Return all lines that include the string "right".
## BEGIN AVAILABLE RECORDS
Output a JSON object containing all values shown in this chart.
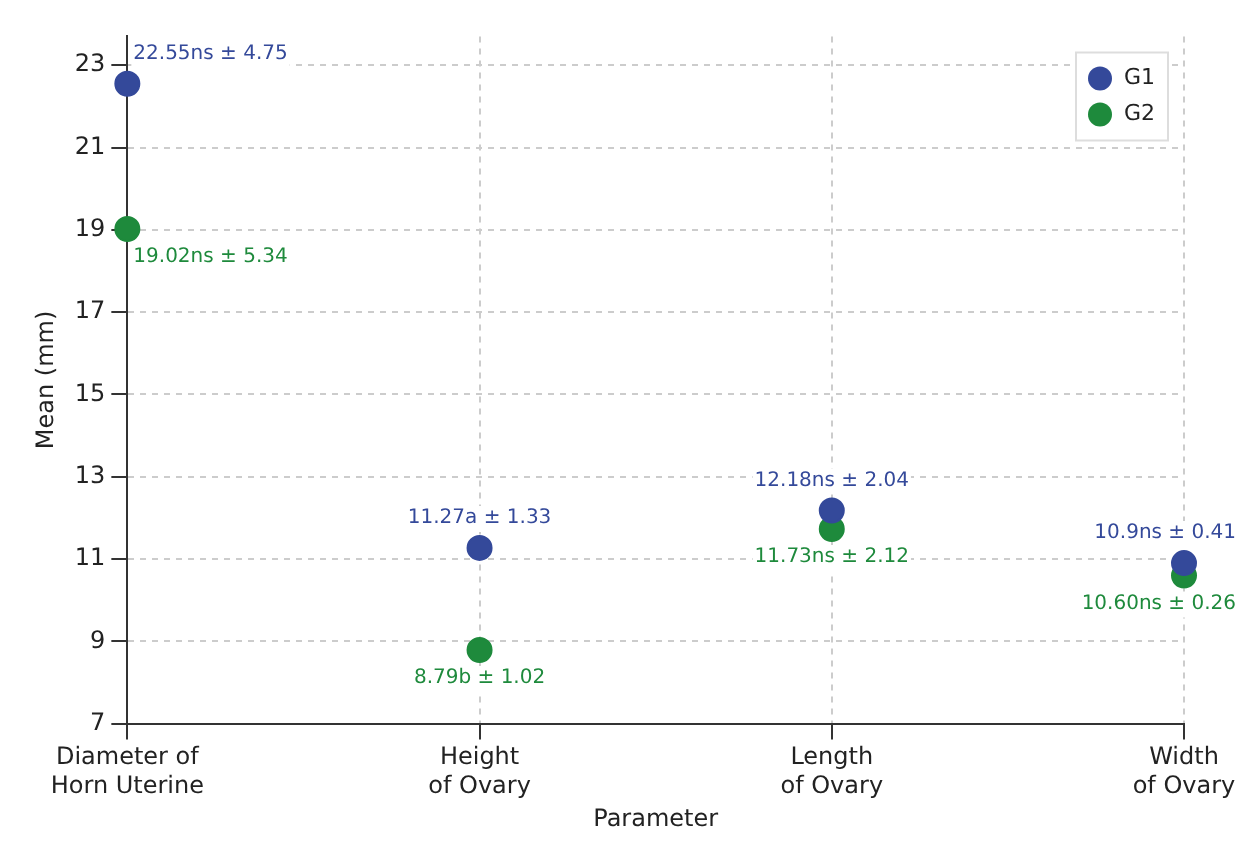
{
  "chart_data": {
    "type": "scatter",
    "xlabel": "Parameter",
    "ylabel": "Mean (mm)",
    "categories": [
      "Diameter of\nHorn Uterine",
      "Height\nof Ovary",
      "Length\nof Ovary",
      "Width\nof Ovary"
    ],
    "series": [
      {
        "name": "G1",
        "color": "#34499a",
        "values": [
          22.55,
          11.27,
          12.18,
          10.9
        ],
        "value_labels": [
          "22.55ns ± 4.75",
          "11.27a ± 1.33",
          "12.18ns ± 2.04",
          "10.9ns ± 0.41"
        ]
      },
      {
        "name": "G2",
        "color": "#1e8a3c",
        "values": [
          19.02,
          8.79,
          11.73,
          10.6
        ],
        "value_labels": [
          "19.02ns ± 5.34",
          "8.79b ± 1.02",
          "11.73ns ± 2.12",
          "10.60ns ± 0.26"
        ]
      }
    ],
    "ylim": [
      7,
      23.7
    ],
    "yticks": [
      7,
      9,
      11,
      13,
      15,
      17,
      19,
      21,
      23
    ],
    "grid": true,
    "legend": "top right",
    "marker": "circle"
  }
}
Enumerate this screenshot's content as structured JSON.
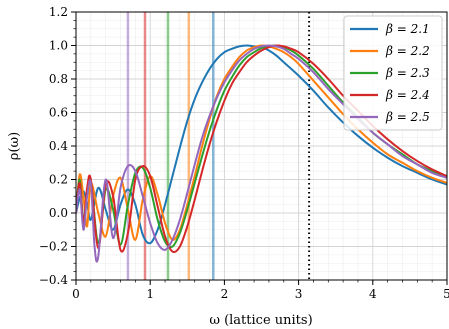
{
  "chart_data": {
    "type": "line",
    "xlabel": "ω (lattice units)",
    "ylabel": "ρ(ω)",
    "xlim": [
      0,
      5
    ],
    "ylim": [
      -0.4,
      1.2
    ],
    "xticks": [
      0,
      1,
      2,
      3,
      4,
      5
    ],
    "yticks": [
      -0.4,
      -0.2,
      0.0,
      0.2,
      0.4,
      0.6,
      0.8,
      1.0,
      1.2
    ],
    "ytick_labels": [
      "−0.4",
      "−0.2",
      "0.0",
      "0.2",
      "0.4",
      "0.6",
      "0.8",
      "1.0",
      "1.2"
    ],
    "xtick_labels": [
      "0",
      "1",
      "2",
      "3",
      "4",
      "5"
    ],
    "grid": true,
    "legend_position": "top-right",
    "series": [
      {
        "name": "β = 2.1",
        "legend_prefix": "β",
        "legend_value": "= 2.1",
        "color": "#1f77b4",
        "vline": 1.85,
        "x": [
          0.0,
          0.05,
          0.1,
          0.15,
          0.2,
          0.3,
          0.4,
          0.5,
          0.6,
          0.7,
          0.8,
          0.9,
          1.0,
          1.1,
          1.2,
          1.3,
          1.4,
          1.5,
          1.6,
          1.7,
          1.8,
          1.9,
          2.0,
          2.1,
          2.2,
          2.3,
          2.4,
          2.5,
          2.6,
          2.7,
          2.8,
          3.0,
          3.2,
          3.4,
          3.6,
          3.8,
          4.0,
          4.2,
          4.4,
          4.6,
          4.8,
          5.0
        ],
        "y": [
          0.0,
          0.09,
          0.13,
          0.06,
          -0.04,
          0.15,
          0.02,
          -0.1,
          0.05,
          0.14,
          0.05,
          -0.13,
          -0.18,
          -0.1,
          0.05,
          0.22,
          0.39,
          0.55,
          0.68,
          0.78,
          0.86,
          0.92,
          0.96,
          0.98,
          0.995,
          1.0,
          0.995,
          0.99,
          0.97,
          0.94,
          0.9,
          0.82,
          0.73,
          0.63,
          0.54,
          0.46,
          0.39,
          0.33,
          0.28,
          0.24,
          0.2,
          0.17
        ]
      },
      {
        "name": "β = 2.2",
        "legend_prefix": "β",
        "legend_value": "= 2.2",
        "color": "#ff7f0e",
        "vline": 1.52,
        "x": [
          0.0,
          0.05,
          0.1,
          0.15,
          0.2,
          0.3,
          0.4,
          0.5,
          0.6,
          0.7,
          0.8,
          0.9,
          1.0,
          1.1,
          1.2,
          1.3,
          1.4,
          1.5,
          1.6,
          1.7,
          1.8,
          1.9,
          2.0,
          2.1,
          2.2,
          2.3,
          2.4,
          2.5,
          2.6,
          2.7,
          2.8,
          2.9,
          3.0,
          3.2,
          3.4,
          3.6,
          3.8,
          4.0,
          4.2,
          4.4,
          4.6,
          4.8,
          5.0
        ],
        "y": [
          0.0,
          0.23,
          0.1,
          -0.08,
          0.18,
          0.0,
          -0.14,
          0.1,
          0.21,
          0.02,
          -0.16,
          0.08,
          0.22,
          0.11,
          -0.06,
          -0.16,
          -0.1,
          0.05,
          0.22,
          0.4,
          0.56,
          0.7,
          0.8,
          0.87,
          0.93,
          0.97,
          0.99,
          1.0,
          0.995,
          0.98,
          0.96,
          0.93,
          0.89,
          0.79,
          0.69,
          0.59,
          0.5,
          0.42,
          0.35,
          0.3,
          0.25,
          0.21,
          0.18
        ]
      },
      {
        "name": "β = 2.3",
        "legend_prefix": "β",
        "legend_value": "= 2.3",
        "color": "#2ca02c",
        "vline": 1.24,
        "x": [
          0.0,
          0.05,
          0.1,
          0.15,
          0.2,
          0.3,
          0.4,
          0.5,
          0.6,
          0.7,
          0.8,
          0.9,
          1.0,
          1.1,
          1.2,
          1.3,
          1.4,
          1.5,
          1.6,
          1.7,
          1.8,
          1.9,
          2.0,
          2.1,
          2.2,
          2.3,
          2.4,
          2.5,
          2.6,
          2.7,
          2.8,
          2.9,
          3.0,
          3.2,
          3.4,
          3.6,
          3.8,
          4.0,
          4.2,
          4.4,
          4.6,
          4.8,
          5.0
        ],
        "y": [
          0.0,
          0.2,
          -0.05,
          0.12,
          0.19,
          -0.18,
          0.14,
          0.02,
          -0.19,
          0.05,
          0.24,
          0.27,
          0.15,
          -0.04,
          -0.17,
          -0.2,
          -0.12,
          0.02,
          0.18,
          0.34,
          0.49,
          0.62,
          0.73,
          0.81,
          0.88,
          0.93,
          0.96,
          0.985,
          0.995,
          1.0,
          0.99,
          0.97,
          0.94,
          0.86,
          0.76,
          0.66,
          0.57,
          0.48,
          0.41,
          0.35,
          0.29,
          0.25,
          0.21
        ]
      },
      {
        "name": "β = 2.4",
        "legend_prefix": "β",
        "legend_value": "= 2.4",
        "color": "#d62728",
        "vline": 0.93,
        "x": [
          0.0,
          0.05,
          0.1,
          0.15,
          0.2,
          0.3,
          0.4,
          0.5,
          0.6,
          0.7,
          0.8,
          0.9,
          1.0,
          1.1,
          1.2,
          1.3,
          1.4,
          1.5,
          1.6,
          1.7,
          1.8,
          1.9,
          2.0,
          2.1,
          2.2,
          2.3,
          2.4,
          2.5,
          2.6,
          2.7,
          2.8,
          2.9,
          3.0,
          3.2,
          3.4,
          3.6,
          3.8,
          4.0,
          4.2,
          4.4,
          4.6,
          4.8,
          5.0
        ],
        "y": [
          0.0,
          0.18,
          -0.06,
          0.15,
          0.2,
          -0.21,
          0.17,
          0.1,
          -0.22,
          -0.12,
          0.2,
          0.28,
          0.22,
          0.04,
          -0.14,
          -0.23,
          -0.2,
          -0.08,
          0.08,
          0.25,
          0.41,
          0.55,
          0.67,
          0.77,
          0.84,
          0.9,
          0.94,
          0.97,
          0.99,
          1.0,
          0.995,
          0.98,
          0.96,
          0.89,
          0.8,
          0.7,
          0.61,
          0.52,
          0.44,
          0.37,
          0.31,
          0.26,
          0.22
        ]
      },
      {
        "name": "β = 2.5",
        "legend_prefix": "β",
        "legend_value": "= 2.5",
        "color": "#9467bd",
        "vline": 0.7,
        "x": [
          0.0,
          0.05,
          0.1,
          0.15,
          0.2,
          0.25,
          0.3,
          0.4,
          0.5,
          0.6,
          0.7,
          0.8,
          0.9,
          1.0,
          1.1,
          1.2,
          1.3,
          1.4,
          1.5,
          1.6,
          1.7,
          1.8,
          1.9,
          2.0,
          2.1,
          2.2,
          2.3,
          2.4,
          2.5,
          2.6,
          2.7,
          2.8,
          2.9,
          3.0,
          3.2,
          3.4,
          3.6,
          3.8,
          4.0,
          4.2,
          4.4,
          4.6,
          4.8,
          5.0
        ],
        "y": [
          0.0,
          0.14,
          -0.1,
          0.1,
          0.18,
          -0.2,
          -0.26,
          0.2,
          -0.15,
          0.15,
          0.28,
          0.25,
          0.1,
          -0.06,
          -0.18,
          -0.22,
          -0.16,
          -0.04,
          0.12,
          0.29,
          0.45,
          0.58,
          0.69,
          0.78,
          0.85,
          0.91,
          0.95,
          0.98,
          0.995,
          1.0,
          0.995,
          0.98,
          0.95,
          0.92,
          0.84,
          0.74,
          0.65,
          0.56,
          0.48,
          0.41,
          0.34,
          0.29,
          0.24,
          0.21
        ]
      }
    ],
    "reference_line": {
      "x": 3.14159,
      "color": "#000000",
      "style": "dotted"
    }
  }
}
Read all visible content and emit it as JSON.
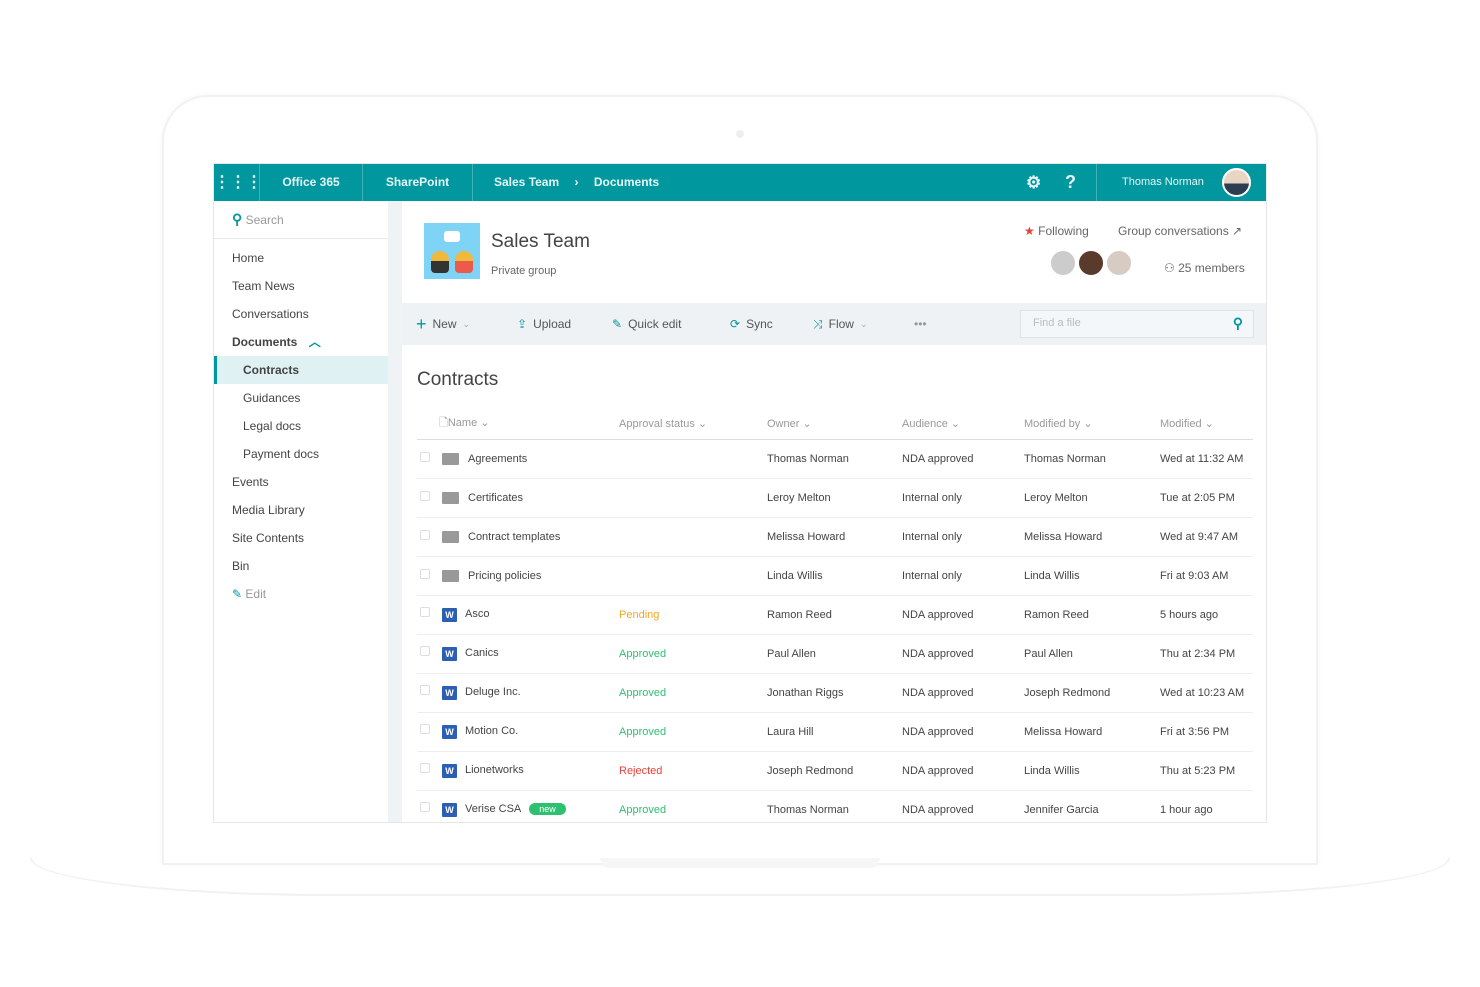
{
  "topbar": {
    "apps_icon": "waffle-icon",
    "office": "Office 365",
    "sharepoint": "SharePoint",
    "crumb1": "Sales Team",
    "crumb_sep": "›",
    "crumb2": "Documents",
    "settings_icon": "gear-icon",
    "help": "?",
    "user": "Thomas Norman",
    "accent": "#00979f"
  },
  "sidebar": {
    "search_placeholder": "Search",
    "items": [
      "Home",
      "Team News",
      "Conversations",
      "Documents",
      "Contracts",
      "Guidances",
      "Legal docs",
      "Payment docs",
      "Events",
      "Media Library",
      "Site Contents",
      "Bin"
    ],
    "edit": "Edit"
  },
  "header": {
    "site_title": "Sales Team",
    "site_subtitle": "Private group",
    "following": "Following",
    "group_conversations": "Group conversations ↗",
    "members": "25 members"
  },
  "toolbar": {
    "new": "New",
    "upload": "Upload",
    "quick_edit": "Quick edit",
    "sync": "Sync",
    "flow": "Flow",
    "more": "•••",
    "find_placeholder": "Find a file"
  },
  "library": {
    "title": "Contracts",
    "columns": [
      "Name",
      "Approval status",
      "Owner",
      "Audience",
      "Modified by",
      "Modified"
    ],
    "rows": [
      {
        "type": "folder",
        "name": "Agreements",
        "status": "",
        "owner": "Thomas Norman",
        "audience": "NDA approved",
        "modified_by": "Thomas Norman",
        "modified": "Wed at 11:32 AM"
      },
      {
        "type": "folder",
        "name": "Certificates",
        "status": "",
        "owner": "Leroy Melton",
        "audience": "Internal only",
        "modified_by": "Leroy Melton",
        "modified": "Tue at 2:05 PM"
      },
      {
        "type": "folder",
        "name": "Contract templates",
        "status": "",
        "owner": "Melissa Howard",
        "audience": "Internal only",
        "modified_by": "Melissa Howard",
        "modified": "Wed at 9:47 AM"
      },
      {
        "type": "folder",
        "name": "Pricing policies",
        "status": "",
        "owner": "Linda Willis",
        "audience": "Internal only",
        "modified_by": "Linda Willis",
        "modified": "Fri at 9:03 AM"
      },
      {
        "type": "word",
        "name": "Asco",
        "status": "Pending",
        "owner": "Ramon Reed",
        "audience": "NDA approved",
        "modified_by": "Ramon Reed",
        "modified": "5 hours ago"
      },
      {
        "type": "word",
        "name": "Canics",
        "status": "Approved",
        "owner": "Paul Allen",
        "audience": "NDA approved",
        "modified_by": "Paul Allen",
        "modified": "Thu at 2:34 PM"
      },
      {
        "type": "word",
        "name": "Deluge Inc.",
        "status": "Approved",
        "owner": "Jonathan Riggs",
        "audience": "NDA approved",
        "modified_by": "Joseph Redmond",
        "modified": "Wed at 10:23 AM"
      },
      {
        "type": "word",
        "name": "Motion Co.",
        "status": "Approved",
        "owner": "Laura Hill",
        "audience": "NDA approved",
        "modified_by": "Melissa Howard",
        "modified": "Fri at 3:56 PM"
      },
      {
        "type": "word",
        "name": "Lionetworks",
        "status": "Rejected",
        "owner": "Joseph Redmond",
        "audience": "NDA approved",
        "modified_by": "Linda Willis",
        "modified": "Thu at 5:23 PM"
      },
      {
        "type": "word",
        "name": "Verise CSA",
        "badge": "new",
        "status": "Approved",
        "owner": "Thomas Norman",
        "audience": "NDA approved",
        "modified_by": "Jennifer Garcia",
        "modified": "1 hour ago"
      }
    ]
  },
  "status_colors": {
    "Pending": "#f5a623",
    "Approved": "#2fbf71",
    "Rejected": "#e8403a"
  }
}
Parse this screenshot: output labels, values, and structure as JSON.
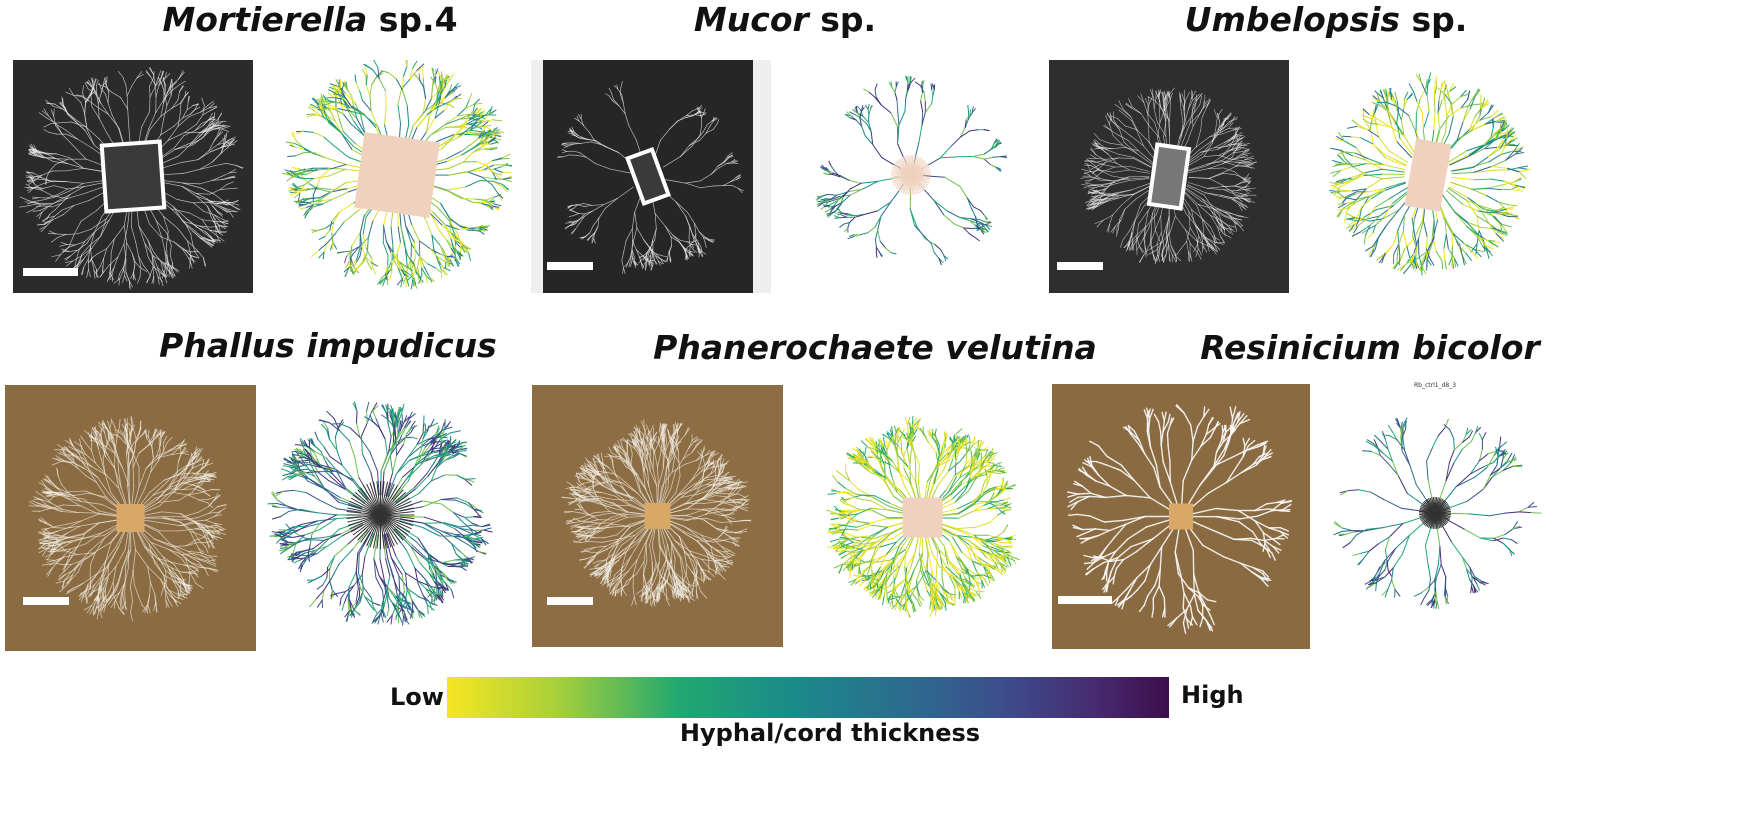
## END AVAILABLE RECORDS
> [SOLUTION TO THE PROBLEM]:
    "legend": "top right",
    "legend_position": "top-right",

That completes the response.